_Dataset rows_

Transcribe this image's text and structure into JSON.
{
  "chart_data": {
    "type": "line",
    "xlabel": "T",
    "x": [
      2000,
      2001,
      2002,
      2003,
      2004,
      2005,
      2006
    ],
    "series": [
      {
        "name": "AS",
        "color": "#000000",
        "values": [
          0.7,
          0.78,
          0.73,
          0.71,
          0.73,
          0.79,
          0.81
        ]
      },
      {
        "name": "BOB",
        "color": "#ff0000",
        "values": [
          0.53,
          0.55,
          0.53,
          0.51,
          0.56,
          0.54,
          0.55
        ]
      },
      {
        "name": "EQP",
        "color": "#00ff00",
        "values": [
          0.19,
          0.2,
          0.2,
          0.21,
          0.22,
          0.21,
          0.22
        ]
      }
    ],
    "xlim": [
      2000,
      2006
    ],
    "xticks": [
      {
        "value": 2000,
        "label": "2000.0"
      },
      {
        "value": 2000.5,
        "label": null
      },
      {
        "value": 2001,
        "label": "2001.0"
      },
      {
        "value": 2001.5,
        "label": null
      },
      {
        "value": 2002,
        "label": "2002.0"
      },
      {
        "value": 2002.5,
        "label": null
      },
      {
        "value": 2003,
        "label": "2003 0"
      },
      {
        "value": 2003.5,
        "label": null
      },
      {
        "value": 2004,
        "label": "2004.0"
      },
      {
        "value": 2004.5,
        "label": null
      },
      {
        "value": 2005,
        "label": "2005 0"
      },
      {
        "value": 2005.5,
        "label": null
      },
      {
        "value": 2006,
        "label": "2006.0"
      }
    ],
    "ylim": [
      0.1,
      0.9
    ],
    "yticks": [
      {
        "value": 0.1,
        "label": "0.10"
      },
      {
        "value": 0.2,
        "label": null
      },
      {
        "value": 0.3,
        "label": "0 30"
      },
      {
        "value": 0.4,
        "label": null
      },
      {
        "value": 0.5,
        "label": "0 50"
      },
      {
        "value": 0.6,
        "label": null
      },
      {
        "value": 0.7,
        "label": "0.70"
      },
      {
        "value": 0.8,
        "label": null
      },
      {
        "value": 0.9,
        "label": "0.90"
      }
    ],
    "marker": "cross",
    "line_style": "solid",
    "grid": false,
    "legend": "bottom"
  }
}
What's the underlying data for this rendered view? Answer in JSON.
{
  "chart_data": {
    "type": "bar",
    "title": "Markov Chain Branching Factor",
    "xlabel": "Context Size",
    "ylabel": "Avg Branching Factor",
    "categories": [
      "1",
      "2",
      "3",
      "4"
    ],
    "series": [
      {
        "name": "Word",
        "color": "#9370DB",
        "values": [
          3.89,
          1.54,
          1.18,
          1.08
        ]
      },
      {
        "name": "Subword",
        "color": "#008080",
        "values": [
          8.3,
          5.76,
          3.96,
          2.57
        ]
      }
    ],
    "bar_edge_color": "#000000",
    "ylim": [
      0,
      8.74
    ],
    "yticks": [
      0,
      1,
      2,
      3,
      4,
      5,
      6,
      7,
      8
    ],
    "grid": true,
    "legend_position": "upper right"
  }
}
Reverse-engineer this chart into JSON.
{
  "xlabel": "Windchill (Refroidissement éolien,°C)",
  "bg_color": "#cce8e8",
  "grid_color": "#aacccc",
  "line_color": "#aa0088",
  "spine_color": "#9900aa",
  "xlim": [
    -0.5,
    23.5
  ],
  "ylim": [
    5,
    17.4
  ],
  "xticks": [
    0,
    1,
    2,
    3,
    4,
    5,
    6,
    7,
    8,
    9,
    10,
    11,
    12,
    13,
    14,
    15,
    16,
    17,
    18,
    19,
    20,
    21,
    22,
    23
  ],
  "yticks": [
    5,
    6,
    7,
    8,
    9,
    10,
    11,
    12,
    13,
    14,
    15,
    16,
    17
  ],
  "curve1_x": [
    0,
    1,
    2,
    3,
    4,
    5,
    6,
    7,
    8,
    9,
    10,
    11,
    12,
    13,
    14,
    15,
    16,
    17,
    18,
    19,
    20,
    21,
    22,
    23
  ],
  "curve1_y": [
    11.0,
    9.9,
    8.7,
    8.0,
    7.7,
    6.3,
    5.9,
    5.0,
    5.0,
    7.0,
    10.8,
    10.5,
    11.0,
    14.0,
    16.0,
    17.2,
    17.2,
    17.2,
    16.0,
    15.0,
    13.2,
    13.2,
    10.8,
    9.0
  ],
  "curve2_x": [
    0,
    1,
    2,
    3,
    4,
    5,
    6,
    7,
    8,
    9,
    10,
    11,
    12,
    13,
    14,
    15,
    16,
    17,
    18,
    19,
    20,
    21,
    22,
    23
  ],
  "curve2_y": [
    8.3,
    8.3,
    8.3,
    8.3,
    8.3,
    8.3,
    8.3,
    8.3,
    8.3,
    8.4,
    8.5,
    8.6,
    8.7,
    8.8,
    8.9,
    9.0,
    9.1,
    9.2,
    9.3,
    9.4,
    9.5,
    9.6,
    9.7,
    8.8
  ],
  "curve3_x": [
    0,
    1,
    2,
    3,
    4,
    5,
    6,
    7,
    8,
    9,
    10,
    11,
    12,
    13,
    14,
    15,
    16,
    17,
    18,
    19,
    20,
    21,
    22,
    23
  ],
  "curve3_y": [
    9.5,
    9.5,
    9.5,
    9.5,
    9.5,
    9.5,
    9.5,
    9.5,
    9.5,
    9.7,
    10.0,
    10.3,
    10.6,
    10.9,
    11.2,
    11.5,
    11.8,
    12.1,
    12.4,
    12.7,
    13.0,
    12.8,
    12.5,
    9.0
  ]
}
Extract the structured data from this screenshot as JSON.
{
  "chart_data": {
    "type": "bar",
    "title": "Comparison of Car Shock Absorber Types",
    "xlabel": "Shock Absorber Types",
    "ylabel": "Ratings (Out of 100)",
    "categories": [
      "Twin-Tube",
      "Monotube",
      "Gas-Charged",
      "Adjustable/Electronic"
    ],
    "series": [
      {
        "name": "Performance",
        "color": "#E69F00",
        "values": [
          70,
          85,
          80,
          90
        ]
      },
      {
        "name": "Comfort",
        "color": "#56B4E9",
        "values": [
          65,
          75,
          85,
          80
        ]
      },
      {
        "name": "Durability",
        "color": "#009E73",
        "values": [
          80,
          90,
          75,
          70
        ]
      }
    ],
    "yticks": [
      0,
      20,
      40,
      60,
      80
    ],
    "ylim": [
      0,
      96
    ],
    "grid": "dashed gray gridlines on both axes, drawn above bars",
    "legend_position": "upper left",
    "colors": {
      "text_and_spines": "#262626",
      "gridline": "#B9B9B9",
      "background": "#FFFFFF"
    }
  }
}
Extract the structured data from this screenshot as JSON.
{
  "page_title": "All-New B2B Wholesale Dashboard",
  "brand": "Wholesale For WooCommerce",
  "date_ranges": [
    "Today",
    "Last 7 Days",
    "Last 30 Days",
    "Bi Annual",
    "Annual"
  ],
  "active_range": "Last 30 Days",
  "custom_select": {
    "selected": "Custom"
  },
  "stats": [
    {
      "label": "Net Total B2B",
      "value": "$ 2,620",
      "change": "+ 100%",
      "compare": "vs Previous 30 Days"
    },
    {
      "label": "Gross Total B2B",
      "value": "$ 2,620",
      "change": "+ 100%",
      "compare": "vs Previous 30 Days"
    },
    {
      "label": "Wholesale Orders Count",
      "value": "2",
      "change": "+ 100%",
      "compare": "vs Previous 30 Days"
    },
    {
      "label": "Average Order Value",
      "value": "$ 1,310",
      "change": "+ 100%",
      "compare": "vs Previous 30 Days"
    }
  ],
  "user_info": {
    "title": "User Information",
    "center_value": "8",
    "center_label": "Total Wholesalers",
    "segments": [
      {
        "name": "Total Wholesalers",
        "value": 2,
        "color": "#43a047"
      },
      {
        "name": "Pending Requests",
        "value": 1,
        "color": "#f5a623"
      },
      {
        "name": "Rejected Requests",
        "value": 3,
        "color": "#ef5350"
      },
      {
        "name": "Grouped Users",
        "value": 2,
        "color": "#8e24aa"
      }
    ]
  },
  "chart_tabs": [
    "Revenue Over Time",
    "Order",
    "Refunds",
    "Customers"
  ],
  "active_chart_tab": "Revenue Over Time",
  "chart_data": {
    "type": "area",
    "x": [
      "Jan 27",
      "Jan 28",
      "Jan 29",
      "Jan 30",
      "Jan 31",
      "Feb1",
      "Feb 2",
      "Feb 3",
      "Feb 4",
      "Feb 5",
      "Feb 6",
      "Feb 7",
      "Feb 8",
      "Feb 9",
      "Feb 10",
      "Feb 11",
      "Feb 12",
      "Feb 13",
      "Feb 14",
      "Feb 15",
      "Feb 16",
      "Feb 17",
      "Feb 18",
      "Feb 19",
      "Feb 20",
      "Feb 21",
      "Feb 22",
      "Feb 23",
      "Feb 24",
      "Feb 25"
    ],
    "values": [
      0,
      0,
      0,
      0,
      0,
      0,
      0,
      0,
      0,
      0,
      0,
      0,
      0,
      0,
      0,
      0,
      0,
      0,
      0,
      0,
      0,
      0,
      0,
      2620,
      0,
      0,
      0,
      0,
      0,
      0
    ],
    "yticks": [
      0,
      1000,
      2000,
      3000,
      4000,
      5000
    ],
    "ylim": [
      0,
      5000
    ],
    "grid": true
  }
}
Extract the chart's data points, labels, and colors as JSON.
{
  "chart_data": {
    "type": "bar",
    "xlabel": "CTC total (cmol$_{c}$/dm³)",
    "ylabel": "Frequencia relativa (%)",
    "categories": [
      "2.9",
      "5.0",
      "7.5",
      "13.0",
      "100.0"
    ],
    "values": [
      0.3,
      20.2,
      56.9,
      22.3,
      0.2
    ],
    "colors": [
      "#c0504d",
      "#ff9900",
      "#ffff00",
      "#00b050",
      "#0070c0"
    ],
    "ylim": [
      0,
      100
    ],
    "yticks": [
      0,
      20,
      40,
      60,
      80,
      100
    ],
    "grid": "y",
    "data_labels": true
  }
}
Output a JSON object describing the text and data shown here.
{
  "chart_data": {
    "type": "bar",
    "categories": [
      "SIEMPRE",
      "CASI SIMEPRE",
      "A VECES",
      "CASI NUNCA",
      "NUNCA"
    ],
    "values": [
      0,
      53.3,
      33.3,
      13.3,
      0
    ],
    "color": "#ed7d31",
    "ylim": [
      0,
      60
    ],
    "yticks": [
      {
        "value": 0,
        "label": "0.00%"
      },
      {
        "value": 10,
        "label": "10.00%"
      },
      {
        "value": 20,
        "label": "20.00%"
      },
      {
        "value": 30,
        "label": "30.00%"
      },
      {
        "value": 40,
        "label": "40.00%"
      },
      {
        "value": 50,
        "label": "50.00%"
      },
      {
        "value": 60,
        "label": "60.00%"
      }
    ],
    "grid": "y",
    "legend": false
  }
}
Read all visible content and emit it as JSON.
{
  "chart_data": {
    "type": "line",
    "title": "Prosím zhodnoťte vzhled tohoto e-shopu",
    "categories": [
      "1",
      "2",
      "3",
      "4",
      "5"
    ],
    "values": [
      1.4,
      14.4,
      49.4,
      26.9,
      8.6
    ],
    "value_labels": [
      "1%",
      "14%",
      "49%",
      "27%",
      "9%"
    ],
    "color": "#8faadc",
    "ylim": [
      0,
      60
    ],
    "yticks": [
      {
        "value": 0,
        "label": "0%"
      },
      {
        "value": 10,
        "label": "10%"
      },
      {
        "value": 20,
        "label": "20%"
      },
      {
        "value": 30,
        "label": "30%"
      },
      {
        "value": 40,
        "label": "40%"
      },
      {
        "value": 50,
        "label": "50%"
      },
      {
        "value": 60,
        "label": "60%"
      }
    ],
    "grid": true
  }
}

_Task prompt_
Check each line of the records for "xlabel" and copy the ones that contain it.

_Full output_
    "xlabel": "T",
    "xlabel": "Context Size",
  "xlabel": "Windchill (Refroidissement éolien,°C)",
    "xlabel": "Shock Absorber Types",
    "xlabel": "CTC total (cmol$_{c}$/dm³)",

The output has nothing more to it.